→ GIVEN PROBLEM
Find and return each line containing "CORRELATION".

######

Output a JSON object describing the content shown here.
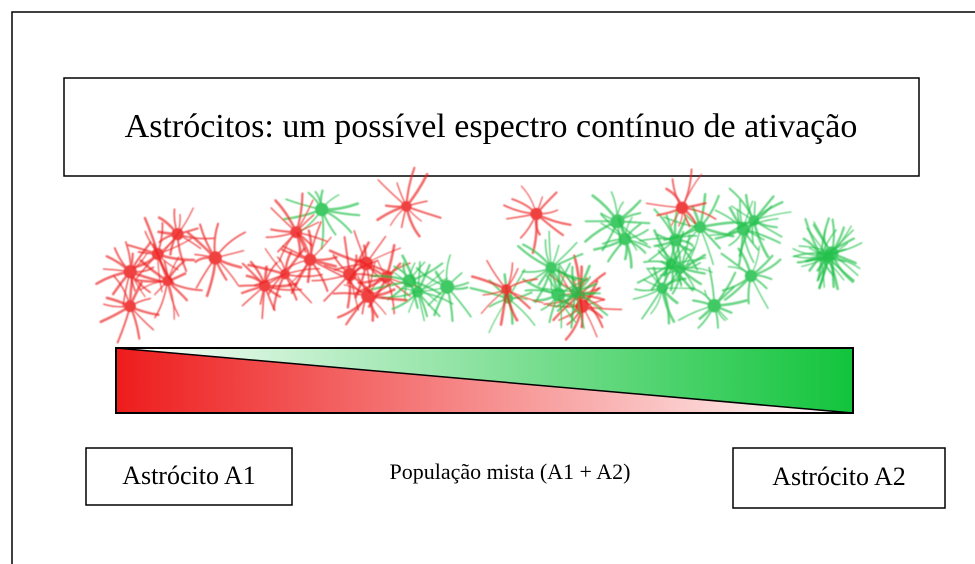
{
  "title": "Astrócitos: um possível espectro contínuo de ativação",
  "labels": {
    "left": "Astrócito A1",
    "middle": "População mista (A1 + A2)",
    "right": "Astrócito A2"
  }
}
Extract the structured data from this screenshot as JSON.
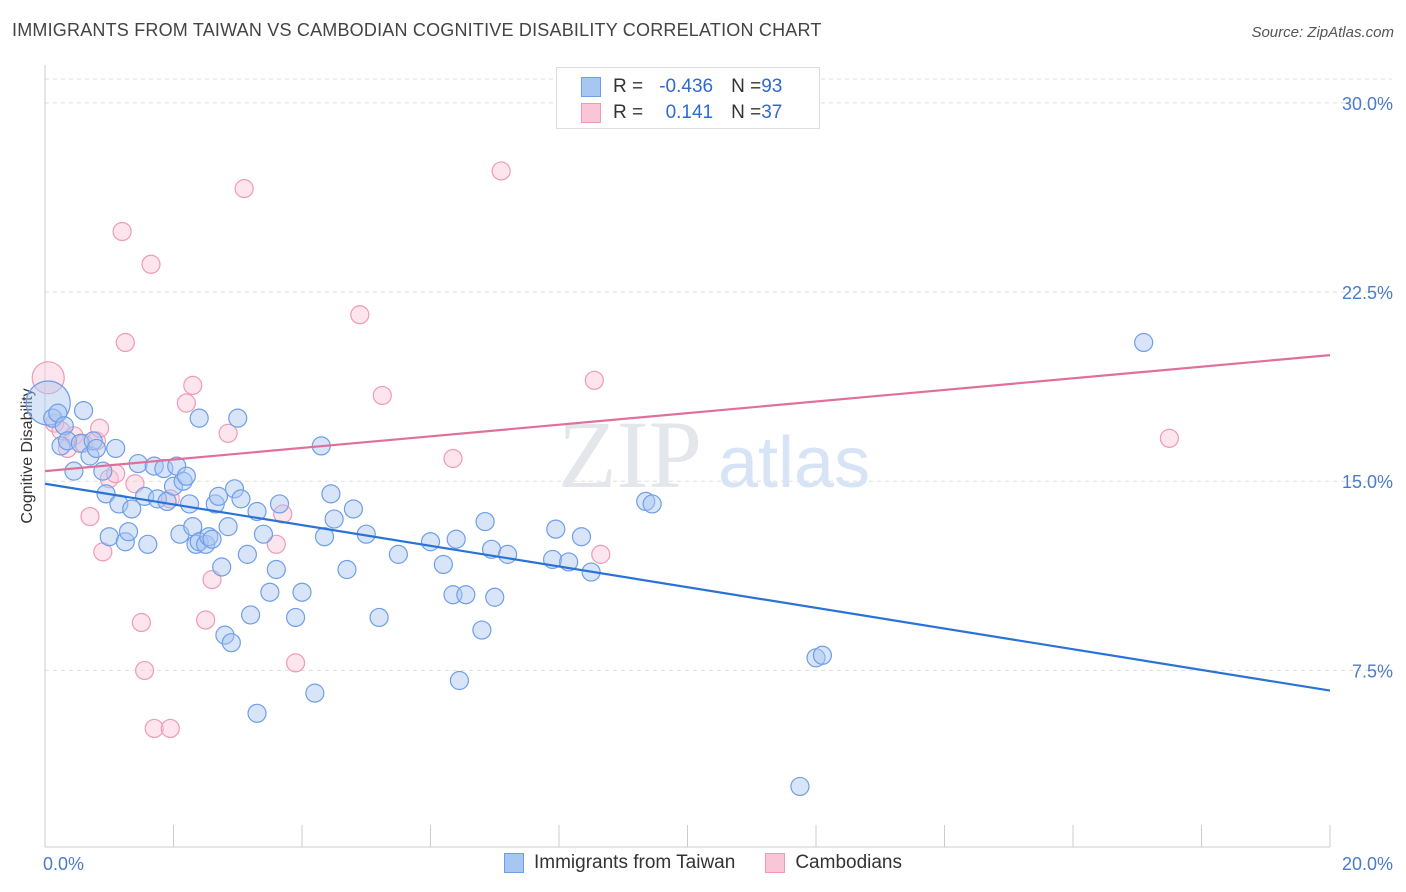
{
  "title": "IMMIGRANTS FROM TAIWAN VS CAMBODIAN COGNITIVE DISABILITY CORRELATION CHART",
  "source": "Source: ZipAtlas.com",
  "watermark": {
    "zip": "ZIP",
    "atlas": "atlas"
  },
  "legend": {
    "rows": [
      {
        "r_label": "R = ",
        "r_value": "-0.436",
        "n_label": "N = ",
        "n_value": "93"
      },
      {
        "r_label": "R = ",
        "r_value": "0.141",
        "n_label": "N = ",
        "n_value": "37"
      }
    ]
  },
  "colors": {
    "taiwan": "#6f9ee8",
    "taiwan_fill": "#a8c6f2",
    "taiwan_line": "#2a72d6",
    "cambodians": "#f09ab5",
    "cambodians_fill": "#f8c6d6",
    "cambodians_line": "#e0709a",
    "grid": "#dddddd",
    "tick_text": "#4a7cc9"
  },
  "chart_data": {
    "type": "scatter",
    "title": "IMMIGRANTS FROM TAIWAN VS CAMBODIAN COGNITIVE DISABILITY CORRELATION CHART",
    "xlabel": "",
    "ylabel": "Cognitive Disability",
    "xlim": [
      0,
      20
    ],
    "ylim": [
      0.5,
      31.5
    ],
    "x_tick_labels": {
      "0": "0.0%",
      "20": "20.0%"
    },
    "y_ticks": [
      7.5,
      15.0,
      22.5,
      30.0
    ],
    "y_tick_labels": [
      "7.5%",
      "15.0%",
      "22.5%",
      "30.0%"
    ],
    "grid": true,
    "legend_position": "bottom",
    "series": [
      {
        "name": "Immigrants from Taiwan",
        "trend": {
          "x": [
            0,
            20
          ],
          "y": [
            14.9,
            6.7
          ]
        },
        "points": [
          [
            0.05,
            18.1,
            3
          ],
          [
            0.12,
            17.5,
            1
          ],
          [
            0.2,
            17.7,
            1
          ],
          [
            0.25,
            16.4,
            1
          ],
          [
            0.3,
            17.2,
            1
          ],
          [
            0.35,
            16.6,
            1
          ],
          [
            0.45,
            15.4,
            1
          ],
          [
            0.55,
            16.5,
            1
          ],
          [
            0.6,
            17.8,
            1
          ],
          [
            0.7,
            16.0,
            1
          ],
          [
            0.75,
            16.6,
            1
          ],
          [
            0.8,
            16.3,
            1
          ],
          [
            0.9,
            15.4,
            1
          ],
          [
            0.95,
            14.5,
            1
          ],
          [
            1.0,
            12.8,
            1
          ],
          [
            1.1,
            16.3,
            1
          ],
          [
            1.15,
            14.1,
            1
          ],
          [
            1.25,
            12.6,
            1
          ],
          [
            1.3,
            13.0,
            1
          ],
          [
            1.35,
            13.9,
            1
          ],
          [
            1.45,
            15.7,
            1
          ],
          [
            1.55,
            14.4,
            1
          ],
          [
            1.6,
            12.5,
            1
          ],
          [
            1.7,
            15.6,
            1
          ],
          [
            1.75,
            14.3,
            1
          ],
          [
            1.85,
            15.5,
            1
          ],
          [
            1.9,
            14.2,
            1
          ],
          [
            2.0,
            14.8,
            1
          ],
          [
            2.05,
            15.6,
            1
          ],
          [
            2.1,
            12.9,
            1
          ],
          [
            2.15,
            15.0,
            1
          ],
          [
            2.2,
            15.2,
            1
          ],
          [
            2.25,
            14.1,
            1
          ],
          [
            2.3,
            13.2,
            1
          ],
          [
            2.35,
            12.5,
            1
          ],
          [
            2.4,
            12.6,
            1
          ],
          [
            2.4,
            17.5,
            1
          ],
          [
            2.5,
            12.5,
            1
          ],
          [
            2.55,
            12.8,
            1
          ],
          [
            2.6,
            12.7,
            1
          ],
          [
            2.65,
            14.1,
            1
          ],
          [
            2.7,
            14.4,
            1
          ],
          [
            2.75,
            11.6,
            1
          ],
          [
            2.8,
            8.9,
            1
          ],
          [
            2.85,
            13.2,
            1
          ],
          [
            2.9,
            8.6,
            1
          ],
          [
            2.95,
            14.7,
            1
          ],
          [
            3.0,
            17.5,
            1
          ],
          [
            3.05,
            14.3,
            1
          ],
          [
            3.15,
            12.1,
            1
          ],
          [
            3.2,
            9.7,
            1
          ],
          [
            3.3,
            13.8,
            1
          ],
          [
            3.3,
            5.8,
            1
          ],
          [
            3.4,
            12.9,
            1
          ],
          [
            3.5,
            10.6,
            1
          ],
          [
            3.6,
            11.5,
            1
          ],
          [
            3.65,
            14.1,
            1
          ],
          [
            3.9,
            9.6,
            1
          ],
          [
            4.0,
            10.6,
            1
          ],
          [
            4.2,
            6.6,
            1
          ],
          [
            4.3,
            16.4,
            1
          ],
          [
            4.35,
            12.8,
            1
          ],
          [
            4.45,
            14.5,
            1
          ],
          [
            4.5,
            13.5,
            1
          ],
          [
            4.7,
            11.5,
            1
          ],
          [
            4.8,
            13.9,
            1
          ],
          [
            5.0,
            12.9,
            1
          ],
          [
            5.2,
            9.6,
            1
          ],
          [
            5.5,
            12.1,
            1
          ],
          [
            6.0,
            12.6,
            1
          ],
          [
            6.2,
            11.7,
            1
          ],
          [
            6.35,
            10.5,
            1
          ],
          [
            6.4,
            12.7,
            1
          ],
          [
            6.45,
            7.1,
            1
          ],
          [
            6.55,
            10.5,
            1
          ],
          [
            6.8,
            9.1,
            1
          ],
          [
            6.85,
            13.4,
            1
          ],
          [
            6.95,
            12.3,
            1
          ],
          [
            7.0,
            10.4,
            1
          ],
          [
            7.2,
            12.1,
            1
          ],
          [
            7.9,
            11.9,
            1
          ],
          [
            7.95,
            13.1,
            1
          ],
          [
            8.15,
            11.8,
            1
          ],
          [
            8.35,
            12.8,
            1
          ],
          [
            8.5,
            11.4,
            1
          ],
          [
            9.35,
            14.2,
            1
          ],
          [
            9.45,
            14.1,
            1
          ],
          [
            11.75,
            2.9,
            1
          ],
          [
            12.0,
            8.0,
            1
          ],
          [
            12.1,
            8.1,
            1
          ],
          [
            17.1,
            20.5,
            1
          ]
        ]
      },
      {
        "name": "Cambodians",
        "trend": {
          "x": [
            0,
            20
          ],
          "y": [
            15.4,
            20.0
          ]
        },
        "points": [
          [
            0.05,
            19.1,
            2
          ],
          [
            0.15,
            17.3,
            1
          ],
          [
            0.25,
            17.0,
            1
          ],
          [
            0.35,
            16.3,
            1
          ],
          [
            0.45,
            16.8,
            1
          ],
          [
            0.6,
            16.5,
            1
          ],
          [
            0.7,
            13.6,
            1
          ],
          [
            0.8,
            16.6,
            1
          ],
          [
            0.85,
            17.1,
            1
          ],
          [
            0.9,
            12.2,
            1
          ],
          [
            1.0,
            15.1,
            1
          ],
          [
            1.1,
            15.3,
            1
          ],
          [
            1.2,
            24.9,
            1
          ],
          [
            1.25,
            20.5,
            1
          ],
          [
            1.4,
            14.9,
            1
          ],
          [
            1.5,
            9.4,
            1
          ],
          [
            1.55,
            7.5,
            1
          ],
          [
            1.65,
            23.6,
            1
          ],
          [
            1.7,
            5.2,
            1
          ],
          [
            1.95,
            5.2,
            1
          ],
          [
            1.95,
            14.3,
            1
          ],
          [
            2.2,
            18.1,
            1
          ],
          [
            2.3,
            18.8,
            1
          ],
          [
            2.5,
            9.5,
            1
          ],
          [
            2.6,
            11.1,
            1
          ],
          [
            2.85,
            16.9,
            1
          ],
          [
            3.1,
            26.6,
            1
          ],
          [
            3.6,
            12.5,
            1
          ],
          [
            3.7,
            13.7,
            1
          ],
          [
            3.9,
            7.8,
            1
          ],
          [
            4.9,
            21.6,
            1
          ],
          [
            5.25,
            18.4,
            1
          ],
          [
            6.35,
            15.9,
            1
          ],
          [
            7.1,
            27.3,
            1
          ],
          [
            8.55,
            19.0,
            1
          ],
          [
            8.65,
            12.1,
            1
          ],
          [
            17.5,
            16.7,
            1
          ]
        ]
      }
    ]
  }
}
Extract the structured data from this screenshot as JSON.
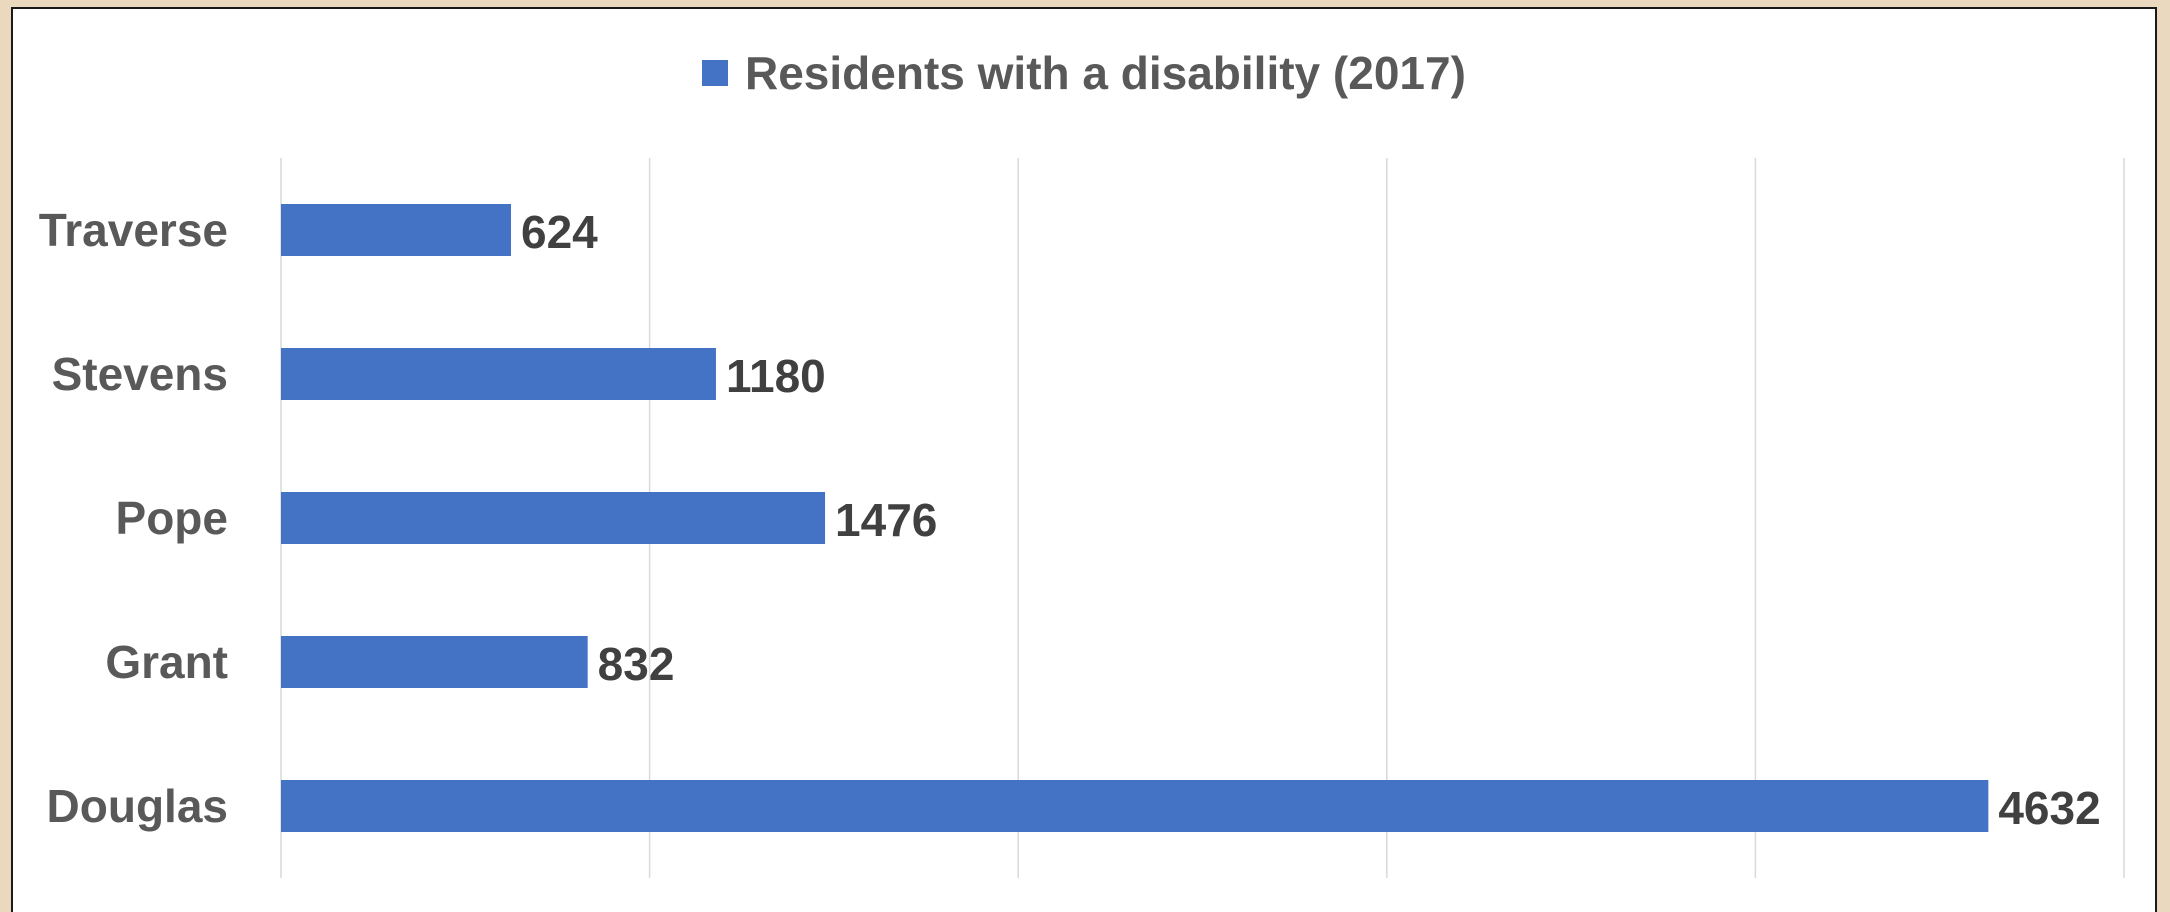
{
  "chart_data": {
    "type": "bar",
    "orientation": "horizontal",
    "categories": [
      "Traverse",
      "Stevens",
      "Pope",
      "Grant",
      "Douglas"
    ],
    "series": [
      {
        "name": "Residents with a disability (2017)",
        "values": [
          624,
          1180,
          1476,
          832,
          4632
        ]
      }
    ],
    "xlim": [
      0,
      5000
    ],
    "grid": true,
    "legend_position": "top",
    "data_labels": true,
    "colors": {
      "bar": "#4472c4"
    }
  }
}
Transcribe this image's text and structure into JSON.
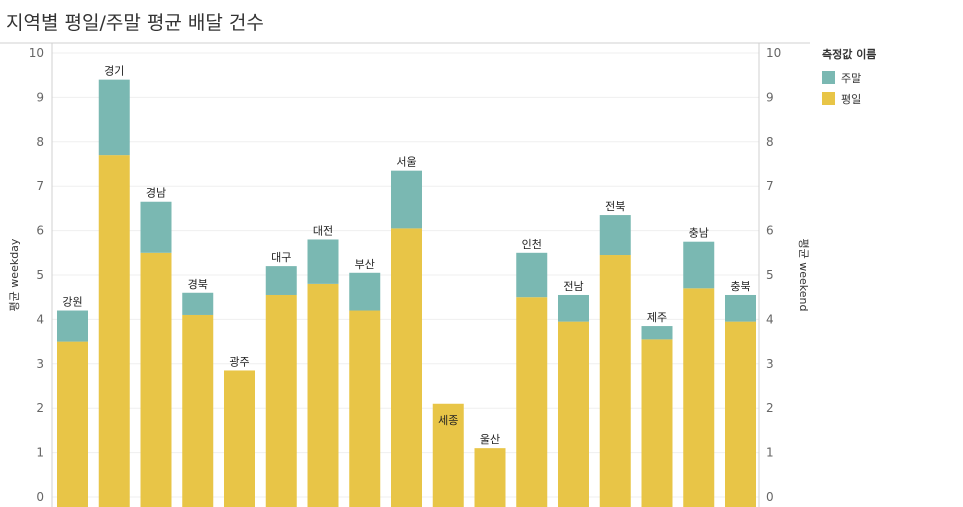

######

→ SOLUTION BELOW
  "title": "IMMIGRANTS FROM TAIWAN VS CAMBODIAN COGNITIVE DISABILITY CORRELATION CHART",
    "title": "IMMIGRANTS FROM TAIWAN VS CAMBODIAN COGNITIVE DISABILITY CORRELATION CHART",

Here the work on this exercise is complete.